#### Aim
Scan the data that follows and count the lines with the string "name"; answer with the count alone.

#### Dataset extract
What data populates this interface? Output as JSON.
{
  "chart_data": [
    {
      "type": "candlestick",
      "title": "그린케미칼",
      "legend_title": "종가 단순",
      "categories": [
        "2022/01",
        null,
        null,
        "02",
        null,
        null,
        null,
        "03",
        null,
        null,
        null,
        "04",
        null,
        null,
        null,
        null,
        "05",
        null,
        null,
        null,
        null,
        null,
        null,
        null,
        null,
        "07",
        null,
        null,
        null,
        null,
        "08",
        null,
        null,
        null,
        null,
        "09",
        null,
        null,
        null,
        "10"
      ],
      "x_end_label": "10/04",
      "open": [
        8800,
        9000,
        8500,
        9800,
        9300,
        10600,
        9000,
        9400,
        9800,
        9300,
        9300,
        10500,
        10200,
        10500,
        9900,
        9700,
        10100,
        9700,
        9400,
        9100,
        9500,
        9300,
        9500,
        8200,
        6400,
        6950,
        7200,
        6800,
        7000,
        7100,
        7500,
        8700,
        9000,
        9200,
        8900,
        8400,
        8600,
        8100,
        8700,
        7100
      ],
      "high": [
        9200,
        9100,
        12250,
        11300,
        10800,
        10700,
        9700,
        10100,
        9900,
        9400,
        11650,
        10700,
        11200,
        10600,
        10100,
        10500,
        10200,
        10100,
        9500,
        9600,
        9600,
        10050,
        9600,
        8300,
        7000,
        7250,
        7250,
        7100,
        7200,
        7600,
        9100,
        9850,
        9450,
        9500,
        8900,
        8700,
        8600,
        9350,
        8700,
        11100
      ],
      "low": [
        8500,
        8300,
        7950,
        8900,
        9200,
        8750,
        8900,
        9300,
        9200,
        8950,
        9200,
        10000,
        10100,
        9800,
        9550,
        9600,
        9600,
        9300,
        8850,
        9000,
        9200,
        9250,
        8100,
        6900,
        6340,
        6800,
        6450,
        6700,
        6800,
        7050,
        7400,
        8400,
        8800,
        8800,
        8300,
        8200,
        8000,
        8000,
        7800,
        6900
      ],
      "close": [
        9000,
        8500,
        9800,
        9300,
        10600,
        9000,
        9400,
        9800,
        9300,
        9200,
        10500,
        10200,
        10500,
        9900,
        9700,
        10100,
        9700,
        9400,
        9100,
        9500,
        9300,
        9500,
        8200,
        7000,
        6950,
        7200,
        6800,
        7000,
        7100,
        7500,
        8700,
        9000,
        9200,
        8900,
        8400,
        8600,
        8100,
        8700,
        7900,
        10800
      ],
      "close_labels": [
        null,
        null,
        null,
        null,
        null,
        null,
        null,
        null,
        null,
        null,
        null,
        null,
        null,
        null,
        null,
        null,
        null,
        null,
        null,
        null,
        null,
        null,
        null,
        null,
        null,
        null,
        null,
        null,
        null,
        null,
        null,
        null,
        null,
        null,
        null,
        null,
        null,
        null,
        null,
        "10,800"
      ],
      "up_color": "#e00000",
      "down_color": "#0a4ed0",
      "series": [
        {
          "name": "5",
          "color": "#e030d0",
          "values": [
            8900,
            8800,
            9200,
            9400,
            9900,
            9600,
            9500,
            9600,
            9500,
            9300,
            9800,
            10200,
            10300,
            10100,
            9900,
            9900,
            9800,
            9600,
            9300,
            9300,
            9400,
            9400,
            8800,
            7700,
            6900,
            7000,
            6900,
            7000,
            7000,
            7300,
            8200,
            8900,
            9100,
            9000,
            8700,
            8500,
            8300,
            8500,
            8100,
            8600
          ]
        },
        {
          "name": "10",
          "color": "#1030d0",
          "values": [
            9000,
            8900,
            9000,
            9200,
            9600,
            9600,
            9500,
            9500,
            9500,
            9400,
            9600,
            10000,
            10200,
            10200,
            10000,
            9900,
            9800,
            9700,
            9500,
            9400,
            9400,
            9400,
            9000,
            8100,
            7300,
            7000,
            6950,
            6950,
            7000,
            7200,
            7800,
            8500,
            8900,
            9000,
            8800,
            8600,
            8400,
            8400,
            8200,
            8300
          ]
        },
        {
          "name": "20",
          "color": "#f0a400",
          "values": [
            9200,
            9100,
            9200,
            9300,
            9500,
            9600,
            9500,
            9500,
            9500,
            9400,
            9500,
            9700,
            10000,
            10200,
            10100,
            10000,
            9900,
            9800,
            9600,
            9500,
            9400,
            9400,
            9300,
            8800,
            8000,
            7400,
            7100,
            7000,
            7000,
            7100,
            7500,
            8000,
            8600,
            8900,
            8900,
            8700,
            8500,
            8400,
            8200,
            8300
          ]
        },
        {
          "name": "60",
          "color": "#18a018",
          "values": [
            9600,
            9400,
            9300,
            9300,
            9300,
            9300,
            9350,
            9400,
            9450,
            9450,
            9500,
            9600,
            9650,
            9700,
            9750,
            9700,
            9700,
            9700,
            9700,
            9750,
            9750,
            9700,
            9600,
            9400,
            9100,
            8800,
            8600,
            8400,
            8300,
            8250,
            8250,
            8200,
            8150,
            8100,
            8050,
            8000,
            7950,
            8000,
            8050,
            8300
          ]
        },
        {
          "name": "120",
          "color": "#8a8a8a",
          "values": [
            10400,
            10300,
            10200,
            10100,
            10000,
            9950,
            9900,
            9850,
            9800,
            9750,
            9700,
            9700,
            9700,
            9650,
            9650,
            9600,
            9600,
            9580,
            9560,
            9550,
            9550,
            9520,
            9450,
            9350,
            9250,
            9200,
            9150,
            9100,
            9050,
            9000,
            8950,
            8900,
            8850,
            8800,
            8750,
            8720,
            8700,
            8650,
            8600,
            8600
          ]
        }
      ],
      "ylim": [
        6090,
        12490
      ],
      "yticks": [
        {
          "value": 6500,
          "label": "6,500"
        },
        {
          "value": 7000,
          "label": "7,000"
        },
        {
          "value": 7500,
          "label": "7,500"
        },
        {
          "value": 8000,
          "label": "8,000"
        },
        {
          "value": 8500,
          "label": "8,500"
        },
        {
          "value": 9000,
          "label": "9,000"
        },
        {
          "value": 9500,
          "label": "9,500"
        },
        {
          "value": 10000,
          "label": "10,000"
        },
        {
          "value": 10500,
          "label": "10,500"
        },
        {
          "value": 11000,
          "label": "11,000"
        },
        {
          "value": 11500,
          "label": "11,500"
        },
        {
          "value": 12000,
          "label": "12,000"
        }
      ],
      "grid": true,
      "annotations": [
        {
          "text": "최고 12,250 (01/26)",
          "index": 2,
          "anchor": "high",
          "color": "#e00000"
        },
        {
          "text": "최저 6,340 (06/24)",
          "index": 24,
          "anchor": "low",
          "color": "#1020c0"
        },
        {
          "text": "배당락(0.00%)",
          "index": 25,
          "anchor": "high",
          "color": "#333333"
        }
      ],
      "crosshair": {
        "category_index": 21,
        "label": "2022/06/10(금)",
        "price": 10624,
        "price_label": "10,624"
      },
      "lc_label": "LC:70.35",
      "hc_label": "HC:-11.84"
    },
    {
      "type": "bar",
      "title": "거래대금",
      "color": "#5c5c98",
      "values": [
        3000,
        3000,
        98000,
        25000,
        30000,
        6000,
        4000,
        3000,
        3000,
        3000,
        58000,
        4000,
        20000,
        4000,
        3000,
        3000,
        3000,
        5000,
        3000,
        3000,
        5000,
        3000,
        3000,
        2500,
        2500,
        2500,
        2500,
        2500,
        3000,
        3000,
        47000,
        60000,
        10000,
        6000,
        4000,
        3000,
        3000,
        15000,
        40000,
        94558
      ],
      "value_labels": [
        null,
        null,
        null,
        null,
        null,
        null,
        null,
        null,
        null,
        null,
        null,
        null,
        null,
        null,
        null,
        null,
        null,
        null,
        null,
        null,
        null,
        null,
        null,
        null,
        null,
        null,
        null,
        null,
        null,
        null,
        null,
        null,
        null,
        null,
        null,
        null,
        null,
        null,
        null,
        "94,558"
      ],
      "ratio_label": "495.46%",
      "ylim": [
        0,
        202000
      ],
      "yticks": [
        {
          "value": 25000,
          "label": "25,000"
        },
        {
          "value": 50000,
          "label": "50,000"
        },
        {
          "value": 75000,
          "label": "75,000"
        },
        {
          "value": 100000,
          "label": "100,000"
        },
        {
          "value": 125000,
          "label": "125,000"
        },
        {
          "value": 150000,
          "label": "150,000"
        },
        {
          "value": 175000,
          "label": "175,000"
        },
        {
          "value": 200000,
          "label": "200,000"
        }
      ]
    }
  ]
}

#### Output below
5